- _What needs to be done_
Copy each of the items below line by line, changing nothing.

(Dataset records)
################
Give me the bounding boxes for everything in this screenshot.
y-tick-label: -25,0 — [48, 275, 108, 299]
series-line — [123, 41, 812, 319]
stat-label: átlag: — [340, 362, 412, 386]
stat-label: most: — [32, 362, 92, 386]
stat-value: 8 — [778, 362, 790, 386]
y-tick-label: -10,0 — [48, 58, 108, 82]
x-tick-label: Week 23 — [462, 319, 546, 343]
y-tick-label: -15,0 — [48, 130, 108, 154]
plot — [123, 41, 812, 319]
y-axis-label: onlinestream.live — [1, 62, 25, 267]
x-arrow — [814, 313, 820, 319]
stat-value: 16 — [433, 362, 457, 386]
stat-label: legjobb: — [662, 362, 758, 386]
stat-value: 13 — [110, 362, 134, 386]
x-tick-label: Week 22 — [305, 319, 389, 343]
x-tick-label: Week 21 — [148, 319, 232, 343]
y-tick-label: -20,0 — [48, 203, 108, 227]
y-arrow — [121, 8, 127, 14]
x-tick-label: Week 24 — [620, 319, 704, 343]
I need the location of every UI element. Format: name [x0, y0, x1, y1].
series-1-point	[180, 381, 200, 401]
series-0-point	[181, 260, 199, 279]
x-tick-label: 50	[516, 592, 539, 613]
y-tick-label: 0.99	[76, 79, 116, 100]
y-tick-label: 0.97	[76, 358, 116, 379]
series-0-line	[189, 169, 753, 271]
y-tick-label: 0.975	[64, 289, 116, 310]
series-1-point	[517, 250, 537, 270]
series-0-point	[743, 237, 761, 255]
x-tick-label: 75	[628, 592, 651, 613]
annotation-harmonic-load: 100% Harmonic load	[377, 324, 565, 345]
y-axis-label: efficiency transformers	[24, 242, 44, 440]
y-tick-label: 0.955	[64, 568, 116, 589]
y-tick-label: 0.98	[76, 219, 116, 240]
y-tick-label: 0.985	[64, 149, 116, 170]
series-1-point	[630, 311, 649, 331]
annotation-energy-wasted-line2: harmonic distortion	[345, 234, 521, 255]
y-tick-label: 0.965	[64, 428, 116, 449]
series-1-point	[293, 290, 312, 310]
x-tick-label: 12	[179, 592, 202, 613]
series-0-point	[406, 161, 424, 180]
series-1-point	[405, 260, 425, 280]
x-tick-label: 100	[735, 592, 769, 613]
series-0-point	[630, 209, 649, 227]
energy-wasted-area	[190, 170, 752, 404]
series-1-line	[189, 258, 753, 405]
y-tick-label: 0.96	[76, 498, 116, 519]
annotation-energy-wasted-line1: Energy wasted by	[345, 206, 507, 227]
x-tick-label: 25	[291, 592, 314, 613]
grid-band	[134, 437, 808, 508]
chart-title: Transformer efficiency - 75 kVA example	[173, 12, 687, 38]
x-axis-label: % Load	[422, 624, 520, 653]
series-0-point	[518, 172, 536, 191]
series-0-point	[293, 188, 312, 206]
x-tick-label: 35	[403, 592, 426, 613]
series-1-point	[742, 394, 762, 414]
################
- _Answer to this problem_
Give me the bounding boxes for everything in this screenshot.
y-tick-label: -25,0 — [48, 275, 108, 299]
series-line — [123, 41, 812, 319]
stat-label: átlag: — [340, 362, 412, 386]
stat-label: most: — [32, 362, 92, 386]
stat-value: 8 — [778, 362, 790, 386]
y-tick-label: -10,0 — [48, 58, 108, 82]
x-tick-label: Week 23 — [462, 319, 546, 343]
y-tick-label: -15,0 — [48, 130, 108, 154]
plot — [123, 41, 812, 319]
y-axis-label: onlinestream.live — [1, 62, 25, 267]
x-arrow — [814, 313, 820, 319]
stat-value: 16 — [433, 362, 457, 386]
stat-label: legjobb: — [662, 362, 758, 386]
stat-value: 13 — [110, 362, 134, 386]
x-tick-label: Week 22 — [305, 319, 389, 343]
x-tick-label: Week 21 — [148, 319, 232, 343]
y-tick-label: -20,0 — [48, 203, 108, 227]
y-arrow — [121, 8, 127, 14]
x-tick-label: Week 24 — [620, 319, 704, 343]
I need the location of every UI element. Format: name [x0, y0, x1, y1].
series-1-point	[180, 381, 200, 401]
series-0-point	[181, 260, 199, 279]
x-tick-label: 50	[516, 592, 539, 613]
y-tick-label: 0.99	[76, 79, 116, 100]
y-tick-label: 0.97	[76, 358, 116, 379]
series-0-line	[189, 169, 753, 271]
y-tick-label: 0.975	[64, 289, 116, 310]
series-1-point	[517, 250, 537, 270]
series-0-point	[743, 237, 761, 255]
x-tick-label: 75	[628, 592, 651, 613]
annotation-harmonic-load: 100% Harmonic load	[377, 324, 565, 345]
y-axis-label: efficiency transformers	[24, 242, 44, 440]
y-tick-label: 0.955	[64, 568, 116, 589]
y-tick-label: 0.98	[76, 219, 116, 240]
y-tick-label: 0.985	[64, 149, 116, 170]
series-1-point	[630, 311, 649, 331]
annotation-energy-wasted-line2: harmonic distortion	[345, 234, 521, 255]
y-tick-label: 0.965	[64, 428, 116, 449]
series-1-point	[293, 290, 312, 310]
x-tick-label: 12	[179, 592, 202, 613]
series-0-point	[406, 161, 424, 180]
series-1-point	[405, 260, 425, 280]
x-tick-label: 100	[735, 592, 769, 613]
series-0-point	[630, 209, 649, 227]
energy-wasted-area	[190, 170, 752, 404]
series-1-line	[189, 258, 753, 405]
y-tick-label: 0.96	[76, 498, 116, 519]
annotation-energy-wasted-line1: Energy wasted by	[345, 206, 507, 227]
x-tick-label: 25	[291, 592, 314, 613]
grid-band	[134, 437, 808, 508]
chart-title: Transformer efficiency - 75 kVA example	[173, 12, 687, 38]
x-axis-label: % Load	[422, 624, 520, 653]
series-0-point	[518, 172, 536, 191]
series-0-point	[293, 188, 312, 206]
x-tick-label: 35	[403, 592, 426, 613]
series-1-point	[742, 394, 762, 414]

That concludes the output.